▶ **ASSIGNMENT**:
The response must reproduce every record below without alteration.

**** SOURCE RECORDS

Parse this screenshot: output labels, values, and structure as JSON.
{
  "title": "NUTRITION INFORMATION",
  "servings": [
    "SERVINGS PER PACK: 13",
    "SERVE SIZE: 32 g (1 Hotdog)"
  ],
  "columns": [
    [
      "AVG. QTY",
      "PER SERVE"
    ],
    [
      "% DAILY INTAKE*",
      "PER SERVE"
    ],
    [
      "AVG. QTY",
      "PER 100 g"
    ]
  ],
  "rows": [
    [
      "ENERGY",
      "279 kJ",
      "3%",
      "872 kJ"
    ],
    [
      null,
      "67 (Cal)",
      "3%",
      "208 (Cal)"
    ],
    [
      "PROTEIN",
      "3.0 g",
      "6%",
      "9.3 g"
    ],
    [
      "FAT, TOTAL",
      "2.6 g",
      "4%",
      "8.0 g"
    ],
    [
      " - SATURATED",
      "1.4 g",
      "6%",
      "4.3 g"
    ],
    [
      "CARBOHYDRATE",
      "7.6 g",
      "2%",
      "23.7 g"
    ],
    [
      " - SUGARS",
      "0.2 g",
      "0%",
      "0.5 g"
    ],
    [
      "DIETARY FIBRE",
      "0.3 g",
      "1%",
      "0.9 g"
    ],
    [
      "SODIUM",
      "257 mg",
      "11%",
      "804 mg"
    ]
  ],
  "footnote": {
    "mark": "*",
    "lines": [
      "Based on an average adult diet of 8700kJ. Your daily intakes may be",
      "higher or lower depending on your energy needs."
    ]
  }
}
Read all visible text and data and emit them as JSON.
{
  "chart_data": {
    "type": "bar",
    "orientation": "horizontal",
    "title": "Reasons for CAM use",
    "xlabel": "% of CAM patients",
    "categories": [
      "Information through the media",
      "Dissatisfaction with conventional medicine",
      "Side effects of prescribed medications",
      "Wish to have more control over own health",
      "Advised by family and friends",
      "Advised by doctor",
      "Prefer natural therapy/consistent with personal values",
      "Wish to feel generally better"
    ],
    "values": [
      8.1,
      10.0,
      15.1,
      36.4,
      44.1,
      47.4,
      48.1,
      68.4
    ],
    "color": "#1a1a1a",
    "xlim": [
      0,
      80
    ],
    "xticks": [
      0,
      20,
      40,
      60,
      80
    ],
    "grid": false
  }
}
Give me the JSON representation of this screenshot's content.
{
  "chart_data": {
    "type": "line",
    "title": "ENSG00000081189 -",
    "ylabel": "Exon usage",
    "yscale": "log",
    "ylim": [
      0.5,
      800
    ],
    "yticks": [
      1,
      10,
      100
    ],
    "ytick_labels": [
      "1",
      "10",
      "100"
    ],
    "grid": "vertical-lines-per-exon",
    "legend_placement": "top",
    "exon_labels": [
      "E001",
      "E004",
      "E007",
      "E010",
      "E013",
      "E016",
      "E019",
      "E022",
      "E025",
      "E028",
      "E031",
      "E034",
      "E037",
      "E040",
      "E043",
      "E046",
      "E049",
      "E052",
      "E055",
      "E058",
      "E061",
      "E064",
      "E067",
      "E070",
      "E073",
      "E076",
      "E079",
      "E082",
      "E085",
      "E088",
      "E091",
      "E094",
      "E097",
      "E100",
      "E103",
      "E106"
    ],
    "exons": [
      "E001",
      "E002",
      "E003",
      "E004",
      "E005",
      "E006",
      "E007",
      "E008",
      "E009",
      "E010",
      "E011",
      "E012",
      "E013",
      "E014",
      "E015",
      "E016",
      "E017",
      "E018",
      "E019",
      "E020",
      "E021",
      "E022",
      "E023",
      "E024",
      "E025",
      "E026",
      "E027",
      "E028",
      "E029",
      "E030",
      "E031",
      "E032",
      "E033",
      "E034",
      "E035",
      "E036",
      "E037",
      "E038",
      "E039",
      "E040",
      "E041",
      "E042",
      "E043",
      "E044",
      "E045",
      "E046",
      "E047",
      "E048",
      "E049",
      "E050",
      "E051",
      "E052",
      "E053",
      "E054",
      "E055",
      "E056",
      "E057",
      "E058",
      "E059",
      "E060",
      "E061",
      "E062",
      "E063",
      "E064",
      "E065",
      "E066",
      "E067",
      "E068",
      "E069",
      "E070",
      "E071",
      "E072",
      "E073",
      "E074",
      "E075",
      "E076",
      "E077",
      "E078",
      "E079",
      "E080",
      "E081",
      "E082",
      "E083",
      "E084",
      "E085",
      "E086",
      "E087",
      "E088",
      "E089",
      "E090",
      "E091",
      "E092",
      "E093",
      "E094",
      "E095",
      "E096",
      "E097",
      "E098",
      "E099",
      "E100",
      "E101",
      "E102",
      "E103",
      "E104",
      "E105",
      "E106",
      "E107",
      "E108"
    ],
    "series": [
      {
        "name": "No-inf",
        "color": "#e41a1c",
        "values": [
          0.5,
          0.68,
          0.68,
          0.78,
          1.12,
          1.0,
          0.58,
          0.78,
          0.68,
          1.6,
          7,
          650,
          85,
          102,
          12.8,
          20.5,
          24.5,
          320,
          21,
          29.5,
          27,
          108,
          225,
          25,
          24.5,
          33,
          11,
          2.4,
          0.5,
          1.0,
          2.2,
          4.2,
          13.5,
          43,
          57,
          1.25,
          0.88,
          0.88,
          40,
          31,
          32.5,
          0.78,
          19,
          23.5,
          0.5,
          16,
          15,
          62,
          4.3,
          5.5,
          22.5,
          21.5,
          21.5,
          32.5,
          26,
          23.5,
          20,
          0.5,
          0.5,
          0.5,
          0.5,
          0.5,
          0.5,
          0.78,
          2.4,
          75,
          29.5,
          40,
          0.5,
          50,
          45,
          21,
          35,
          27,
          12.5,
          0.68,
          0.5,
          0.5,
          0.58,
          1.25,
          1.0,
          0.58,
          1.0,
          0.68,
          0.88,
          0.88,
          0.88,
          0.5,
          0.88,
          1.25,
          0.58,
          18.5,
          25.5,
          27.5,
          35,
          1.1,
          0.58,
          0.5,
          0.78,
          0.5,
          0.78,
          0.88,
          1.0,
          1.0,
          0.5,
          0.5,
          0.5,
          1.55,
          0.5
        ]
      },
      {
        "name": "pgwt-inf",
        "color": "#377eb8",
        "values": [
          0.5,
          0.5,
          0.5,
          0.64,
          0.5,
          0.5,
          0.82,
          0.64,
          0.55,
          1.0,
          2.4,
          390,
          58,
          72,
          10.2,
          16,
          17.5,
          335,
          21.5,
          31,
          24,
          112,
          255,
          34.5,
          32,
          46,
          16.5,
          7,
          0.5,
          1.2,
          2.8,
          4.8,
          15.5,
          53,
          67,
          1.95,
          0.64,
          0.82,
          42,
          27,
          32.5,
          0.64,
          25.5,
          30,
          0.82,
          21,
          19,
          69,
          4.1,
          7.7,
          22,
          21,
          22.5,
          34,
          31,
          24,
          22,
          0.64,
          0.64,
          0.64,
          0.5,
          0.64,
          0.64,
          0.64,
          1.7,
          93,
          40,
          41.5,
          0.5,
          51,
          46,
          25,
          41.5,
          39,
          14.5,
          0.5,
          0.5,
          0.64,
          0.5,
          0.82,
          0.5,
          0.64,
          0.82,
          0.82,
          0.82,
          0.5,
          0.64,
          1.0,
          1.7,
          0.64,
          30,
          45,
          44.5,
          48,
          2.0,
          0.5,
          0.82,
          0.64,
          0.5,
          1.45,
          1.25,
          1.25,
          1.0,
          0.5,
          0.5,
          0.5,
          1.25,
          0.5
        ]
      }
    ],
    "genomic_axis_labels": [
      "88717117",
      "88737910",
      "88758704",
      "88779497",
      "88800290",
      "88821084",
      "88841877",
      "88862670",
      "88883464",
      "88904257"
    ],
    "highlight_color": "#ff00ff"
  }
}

********

▶ **TASK RESULT**:
Parse this screenshot: output labels, values, and structure as JSON.
{
  "title": "NUTRITION INFORMATION",
  "servings": [
    "SERVINGS PER PACK: 13",
    "SERVE SIZE: 32 g (1 Hotdog)"
  ],
  "columns": [
    [
      "AVG. QTY",
      "PER SERVE"
    ],
    [
      "% DAILY INTAKE*",
      "PER SERVE"
    ],
    [
      "AVG. QTY",
      "PER 100 g"
    ]
  ],
  "rows": [
    [
      "ENERGY",
      "279 kJ",
      "3%",
      "872 kJ"
    ],
    [
      null,
      "67 (Cal)",
      "3%",
      "208 (Cal)"
    ],
    [
      "PROTEIN",
      "3.0 g",
      "6%",
      "9.3 g"
    ],
    [
      "FAT, TOTAL",
      "2.6 g",
      "4%",
      "8.0 g"
    ],
    [
      " - SATURATED",
      "1.4 g",
      "6%",
      "4.3 g"
    ],
    [
      "CARBOHYDRATE",
      "7.6 g",
      "2%",
      "23.7 g"
    ],
    [
      " - SUGARS",
      "0.2 g",
      "0%",
      "0.5 g"
    ],
    [
      "DIETARY FIBRE",
      "0.3 g",
      "1%",
      "0.9 g"
    ],
    [
      "SODIUM",
      "257 mg",
      "11%",
      "804 mg"
    ]
  ],
  "footnote": {
    "mark": "*",
    "lines": [
      "Based on an average adult diet of 8700kJ. Your daily intakes may be",
      "higher or lower depending on your energy needs."
    ]
  }
}
Read all visible text and data and emit them as JSON.
{
  "chart_data": {
    "type": "bar",
    "orientation": "horizontal",
    "title": "Reasons for CAM use",
    "xlabel": "% of CAM patients",
    "categories": [
      "Information through the media",
      "Dissatisfaction with conventional medicine",
      "Side effects of prescribed medications",
      "Wish to have more control over own health",
      "Advised by family and friends",
      "Advised by doctor",
      "Prefer natural therapy/consistent with personal values",
      "Wish to feel generally better"
    ],
    "values": [
      8.1,
      10.0,
      15.1,
      36.4,
      44.1,
      47.4,
      48.1,
      68.4
    ],
    "color": "#1a1a1a",
    "xlim": [
      0,
      80
    ],
    "xticks": [
      0,
      20,
      40,
      60,
      80
    ],
    "grid": false
  }
}
Give me the JSON representation of this screenshot's content.
{
  "chart_data": {
    "type": "line",
    "title": "ENSG00000081189 -",
    "ylabel": "Exon usage",
    "yscale": "log",
    "ylim": [
      0.5,
      800
    ],
    "yticks": [
      1,
      10,
      100
    ],
    "ytick_labels": [
      "1",
      "10",
      "100"
    ],
    "grid": "vertical-lines-per-exon",
    "legend_placement": "top",
    "exon_labels": [
      "E001",
      "E004",
      "E007",
      "E010",
      "E013",
      "E016",
      "E019",
      "E022",
      "E025",
      "E028",
      "E031",
      "E034",
      "E037",
      "E040",
      "E043",
      "E046",
      "E049",
      "E052",
      "E055",
      "E058",
      "E061",
      "E064",
      "E067",
      "E070",
      "E073",
      "E076",
      "E079",
      "E082",
      "E085",
      "E088",
      "E091",
      "E094",
      "E097",
      "E100",
      "E103",
      "E106"
    ],
    "exons": [
      "E001",
      "E002",
      "E003",
      "E004",
      "E005",
      "E006",
      "E007",
      "E008",
      "E009",
      "E010",
      "E011",
      "E012",
      "E013",
      "E014",
      "E015",
      "E016",
      "E017",
      "E018",
      "E019",
      "E020",
      "E021",
      "E022",
      "E023",
      "E024",
      "E025",
      "E026",
      "E027",
      "E028",
      "E029",
      "E030",
      "E031",
      "E032",
      "E033",
      "E034",
      "E035",
      "E036",
      "E037",
      "E038",
      "E039",
      "E040",
      "E041",
      "E042",
      "E043",
      "E044",
      "E045",
      "E046",
      "E047",
      "E048",
      "E049",
      "E050",
      "E051",
      "E052",
      "E053",
      "E054",
      "E055",
      "E056",
      "E057",
      "E058",
      "E059",
      "E060",
      "E061",
      "E062",
      "E063",
      "E064",
      "E065",
      "E066",
      "E067",
      "E068",
      "E069",
      "E070",
      "E071",
      "E072",
      "E073",
      "E074",
      "E075",
      "E076",
      "E077",
      "E078",
      "E079",
      "E080",
      "E081",
      "E082",
      "E083",
      "E084",
      "E085",
      "E086",
      "E087",
      "E088",
      "E089",
      "E090",
      "E091",
      "E092",
      "E093",
      "E094",
      "E095",
      "E096",
      "E097",
      "E098",
      "E099",
      "E100",
      "E101",
      "E102",
      "E103",
      "E104",
      "E105",
      "E106",
      "E107",
      "E108"
    ],
    "series": [
      {
        "name": "No-inf",
        "color": "#e41a1c",
        "values": [
          0.5,
          0.68,
          0.68,
          0.78,
          1.12,
          1.0,
          0.58,
          0.78,
          0.68,
          1.6,
          7,
          650,
          85,
          102,
          12.8,
          20.5,
          24.5,
          320,
          21,
          29.5,
          27,
          108,
          225,
          25,
          24.5,
          33,
          11,
          2.4,
          0.5,
          1.0,
          2.2,
          4.2,
          13.5,
          43,
          57,
          1.25,
          0.88,
          0.88,
          40,
          31,
          32.5,
          0.78,
          19,
          23.5,
          0.5,
          16,
          15,
          62,
          4.3,
          5.5,
          22.5,
          21.5,
          21.5,
          32.5,
          26,
          23.5,
          20,
          0.5,
          0.5,
          0.5,
          0.5,
          0.5,
          0.5,
          0.78,
          2.4,
          75,
          29.5,
          40,
          0.5,
          50,
          45,
          21,
          35,
          27,
          12.5,
          0.68,
          0.5,
          0.5,
          0.58,
          1.25,
          1.0,
          0.58,
          1.0,
          0.68,
          0.88,
          0.88,
          0.88,
          0.5,
          0.88,
          1.25,
          0.58,
          18.5,
          25.5,
          27.5,
          35,
          1.1,
          0.58,
          0.5,
          0.78,
          0.5,
          0.78,
          0.88,
          1.0,
          1.0,
          0.5,
          0.5,
          0.5,
          1.55,
          0.5
        ]
      },
      {
        "name": "pgwt-inf",
        "color": "#377eb8",
        "values": [
          0.5,
          0.5,
          0.5,
          0.64,
          0.5,
          0.5,
          0.82,
          0.64,
          0.55,
          1.0,
          2.4,
          390,
          58,
          72,
          10.2,
          16,
          17.5,
          335,
          21.5,
          31,
          24,
          112,
          255,
          34.5,
          32,
          46,
          16.5,
          7,
          0.5,
          1.2,
          2.8,
          4.8,
          15.5,
          53,
          67,
          1.95,
          0.64,
          0.82,
          42,
          27,
          32.5,
          0.64,
          25.5,
          30,
          0.82,
          21,
          19,
          69,
          4.1,
          7.7,
          22,
          21,
          22.5,
          34,
          31,
          24,
          22,
          0.64,
          0.64,
          0.64,
          0.5,
          0.64,
          0.64,
          0.64,
          1.7,
          93,
          40,
          41.5,
          0.5,
          51,
          46,
          25,
          41.5,
          39,
          14.5,
          0.5,
          0.5,
          0.64,
          0.5,
          0.82,
          0.5,
          0.64,
          0.82,
          0.82,
          0.82,
          0.5,
          0.64,
          1.0,
          1.7,
          0.64,
          30,
          45,
          44.5,
          48,
          2.0,
          0.5,
          0.82,
          0.64,
          0.5,
          1.45,
          1.25,
          1.25,
          1.0,
          0.5,
          0.5,
          0.5,
          1.25,
          0.5
        ]
      }
    ],
    "genomic_axis_labels": [
      "88717117",
      "88737910",
      "88758704",
      "88779497",
      "88800290",
      "88821084",
      "88841877",
      "88862670",
      "88883464",
      "88904257"
    ],
    "highlight_color": "#ff00ff"
  }
}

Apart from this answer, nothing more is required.